>> BEGIN Source records
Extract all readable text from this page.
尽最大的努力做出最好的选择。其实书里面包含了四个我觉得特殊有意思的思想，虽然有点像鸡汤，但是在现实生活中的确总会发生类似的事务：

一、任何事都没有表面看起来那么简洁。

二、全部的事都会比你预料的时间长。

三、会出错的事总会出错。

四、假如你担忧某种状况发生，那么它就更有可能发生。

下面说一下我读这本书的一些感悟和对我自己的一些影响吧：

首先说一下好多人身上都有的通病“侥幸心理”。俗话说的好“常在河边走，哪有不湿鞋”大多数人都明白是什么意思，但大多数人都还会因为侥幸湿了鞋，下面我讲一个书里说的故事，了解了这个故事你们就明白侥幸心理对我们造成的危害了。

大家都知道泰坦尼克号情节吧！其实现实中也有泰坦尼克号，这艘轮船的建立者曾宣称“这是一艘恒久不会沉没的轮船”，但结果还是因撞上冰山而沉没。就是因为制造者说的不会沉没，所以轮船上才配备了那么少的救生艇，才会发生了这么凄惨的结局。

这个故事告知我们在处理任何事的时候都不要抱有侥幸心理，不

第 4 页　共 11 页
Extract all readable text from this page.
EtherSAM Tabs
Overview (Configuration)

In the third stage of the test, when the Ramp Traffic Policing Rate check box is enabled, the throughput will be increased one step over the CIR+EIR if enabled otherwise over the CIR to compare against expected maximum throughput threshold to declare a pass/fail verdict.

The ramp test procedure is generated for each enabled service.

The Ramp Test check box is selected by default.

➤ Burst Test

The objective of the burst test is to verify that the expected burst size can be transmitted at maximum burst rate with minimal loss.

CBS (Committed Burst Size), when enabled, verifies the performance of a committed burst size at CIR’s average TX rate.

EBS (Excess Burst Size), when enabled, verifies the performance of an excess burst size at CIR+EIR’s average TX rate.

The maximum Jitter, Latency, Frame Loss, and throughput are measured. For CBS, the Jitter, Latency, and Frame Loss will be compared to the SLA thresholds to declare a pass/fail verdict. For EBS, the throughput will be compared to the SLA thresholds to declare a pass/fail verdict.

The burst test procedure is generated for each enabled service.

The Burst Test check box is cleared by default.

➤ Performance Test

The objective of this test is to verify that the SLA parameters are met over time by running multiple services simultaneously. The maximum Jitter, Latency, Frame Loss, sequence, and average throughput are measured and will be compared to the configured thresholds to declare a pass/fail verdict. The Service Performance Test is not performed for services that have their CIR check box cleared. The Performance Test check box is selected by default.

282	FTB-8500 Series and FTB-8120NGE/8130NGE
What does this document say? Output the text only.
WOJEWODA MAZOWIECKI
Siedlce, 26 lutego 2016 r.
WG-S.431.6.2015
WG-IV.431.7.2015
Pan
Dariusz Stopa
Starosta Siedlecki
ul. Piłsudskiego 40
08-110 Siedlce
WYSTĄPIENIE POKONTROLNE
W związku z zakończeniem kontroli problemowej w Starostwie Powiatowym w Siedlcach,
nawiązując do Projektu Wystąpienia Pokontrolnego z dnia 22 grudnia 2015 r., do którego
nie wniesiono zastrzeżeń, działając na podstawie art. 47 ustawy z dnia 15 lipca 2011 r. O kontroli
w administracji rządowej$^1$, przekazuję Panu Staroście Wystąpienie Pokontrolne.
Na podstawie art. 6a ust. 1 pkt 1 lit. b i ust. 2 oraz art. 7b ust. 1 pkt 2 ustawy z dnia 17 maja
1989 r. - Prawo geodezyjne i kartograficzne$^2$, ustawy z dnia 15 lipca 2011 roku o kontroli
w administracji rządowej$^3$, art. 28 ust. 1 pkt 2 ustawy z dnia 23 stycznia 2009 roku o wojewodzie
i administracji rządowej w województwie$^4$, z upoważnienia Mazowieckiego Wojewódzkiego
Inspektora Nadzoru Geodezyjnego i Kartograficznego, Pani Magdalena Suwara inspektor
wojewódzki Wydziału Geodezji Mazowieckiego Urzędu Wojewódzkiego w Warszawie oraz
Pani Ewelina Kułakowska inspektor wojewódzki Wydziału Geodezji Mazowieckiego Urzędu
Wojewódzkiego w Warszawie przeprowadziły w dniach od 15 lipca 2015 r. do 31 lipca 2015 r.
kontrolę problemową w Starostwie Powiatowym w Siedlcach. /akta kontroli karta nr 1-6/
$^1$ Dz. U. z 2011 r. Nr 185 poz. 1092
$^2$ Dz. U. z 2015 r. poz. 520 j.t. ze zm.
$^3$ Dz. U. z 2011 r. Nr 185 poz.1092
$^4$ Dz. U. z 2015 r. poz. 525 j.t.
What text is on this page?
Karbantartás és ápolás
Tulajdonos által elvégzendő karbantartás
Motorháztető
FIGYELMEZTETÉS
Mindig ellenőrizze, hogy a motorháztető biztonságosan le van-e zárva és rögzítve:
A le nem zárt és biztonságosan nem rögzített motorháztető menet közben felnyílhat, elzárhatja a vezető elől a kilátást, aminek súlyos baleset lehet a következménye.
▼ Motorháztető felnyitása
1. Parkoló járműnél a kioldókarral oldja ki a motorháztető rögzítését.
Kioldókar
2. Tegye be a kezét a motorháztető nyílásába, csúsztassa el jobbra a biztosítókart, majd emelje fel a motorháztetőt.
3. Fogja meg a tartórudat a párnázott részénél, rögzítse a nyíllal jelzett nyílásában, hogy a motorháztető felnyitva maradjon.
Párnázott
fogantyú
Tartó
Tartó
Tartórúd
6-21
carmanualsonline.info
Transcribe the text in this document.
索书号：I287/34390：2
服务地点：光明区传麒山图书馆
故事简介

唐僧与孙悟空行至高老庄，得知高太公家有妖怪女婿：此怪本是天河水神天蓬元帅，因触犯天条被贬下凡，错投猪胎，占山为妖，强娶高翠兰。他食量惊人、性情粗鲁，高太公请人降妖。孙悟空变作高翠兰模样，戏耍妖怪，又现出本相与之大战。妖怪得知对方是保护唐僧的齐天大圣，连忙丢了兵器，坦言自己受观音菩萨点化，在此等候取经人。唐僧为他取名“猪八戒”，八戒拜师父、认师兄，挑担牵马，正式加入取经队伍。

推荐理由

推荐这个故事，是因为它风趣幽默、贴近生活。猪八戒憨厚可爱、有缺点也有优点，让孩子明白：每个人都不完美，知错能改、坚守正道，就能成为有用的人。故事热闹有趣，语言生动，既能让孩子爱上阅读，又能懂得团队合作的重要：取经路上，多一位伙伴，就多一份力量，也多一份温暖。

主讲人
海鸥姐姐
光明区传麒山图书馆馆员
>> END Source records
» **Problem to solve**
Could you give again exactly the lines from the line containing "What text is on this page?" through the final line of the data above, and no others?

» **Result of this task**
What text is on this page?
Karbantartás és ápolás
Tulajdonos által elvégzendő karbantartás
Motorháztető
FIGYELMEZTETÉS
Mindig ellenőrizze, hogy a motorháztető biztonságosan le van-e zárva és rögzítve:
A le nem zárt és biztonságosan nem rögzített motorháztető menet közben felnyílhat, elzárhatja a vezető elől a kilátást, aminek súlyos baleset lehet a következménye.
▼ Motorháztető felnyitása
1. Parkoló járműnél a kioldókarral oldja ki a motorháztető rögzítését.
Kioldókar
2. Tegye be a kezét a motorháztető nyílásába, csúsztassa el jobbra a biztosítókart, majd emelje fel a motorháztetőt.
3. Fogja meg a tartórudat a párnázott részénél, rögzítse a nyíllal jelzett nyílásában, hogy a motorháztető felnyitva maradjon.
Párnázott
fogantyú
Tartó
Tartó
Tartórúd
6-21
carmanualsonline.info
Transcribe the text in this document.
索书号：I287/34390：2
服务地点：光明区传麒山图书馆
故事简介

唐僧与孙悟空行至高老庄，得知高太公家有妖怪女婿：此怪本是天河水神天蓬元帅，因触犯天条被贬下凡，错投猪胎，占山为妖，强娶高翠兰。他食量惊人、性情粗鲁，高太公请人降妖。孙悟空变作高翠兰模样，戏耍妖怪，又现出本相与之大战。妖怪得知对方是保护唐僧的齐天大圣，连忙丢了兵器，坦言自己受观音菩萨点化，在此等候取经人。唐僧为他取名“猪八戒”，八戒拜师父、认师兄，挑担牵马，正式加入取经队伍。

推荐理由

推荐这个故事，是因为它风趣幽默、贴近生活。猪八戒憨厚可爱、有缺点也有优点，让孩子明白：每个人都不完美，知错能改、坚守正道，就能成为有用的人。故事热闹有趣，语言生动，既能让孩子爱上阅读，又能懂得团队合作的重要：取经路上，多一位伙伴，就多一份力量，也多一份温暖。

主讲人
海鸥姐姐
光明区传麒山图书馆馆员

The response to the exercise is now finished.